**Directions**
Write the records below out in full, character for character, with no pictures.

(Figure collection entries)
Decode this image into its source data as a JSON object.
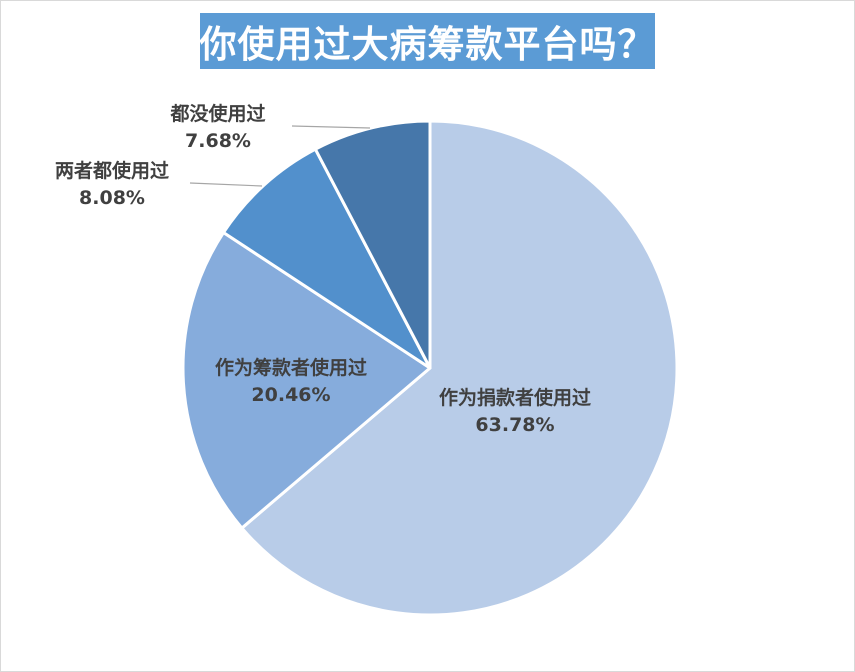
{
  "chart_data": {
    "type": "pie",
    "title": "你使用过大病筹款平台吗？",
    "slices": [
      {
        "label": "作为捐款者使用过",
        "value": 63.78,
        "display": "63.78%",
        "color": "#b8cce8"
      },
      {
        "label": "作为筹款者使用过",
        "value": 20.46,
        "display": "20.46%",
        "color": "#86acdc"
      },
      {
        "label": "两者都使用过",
        "value": 8.08,
        "display": "8.08%",
        "color": "#5290cc"
      },
      {
        "label": "都没使用过",
        "value": 7.68,
        "display": "7.68%",
        "color": "#4677aa"
      }
    ],
    "start_angle_deg": 0,
    "direction": "clockwise",
    "legend": "none",
    "label_position": "data labels with leader lines for small slices"
  }
}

**Full output**
Decode this image into its source data as a JSON object.
{
  "chart_data": {
    "type": "pie",
    "title": "你使用过大病筹款平台吗？",
    "slices": [
      {
        "label": "作为捐款者使用过",
        "value": 63.78,
        "display": "63.78%",
        "color": "#b8cce8"
      },
      {
        "label": "作为筹款者使用过",
        "value": 20.46,
        "display": "20.46%",
        "color": "#86acdc"
      },
      {
        "label": "两者都使用过",
        "value": 8.08,
        "display": "8.08%",
        "color": "#5290cc"
      },
      {
        "label": "都没使用过",
        "value": 7.68,
        "display": "7.68%",
        "color": "#4677aa"
      }
    ],
    "start_angle_deg": 0,
    "direction": "clockwise",
    "legend": "none",
    "label_position": "data labels with leader lines for small slices"
  }
}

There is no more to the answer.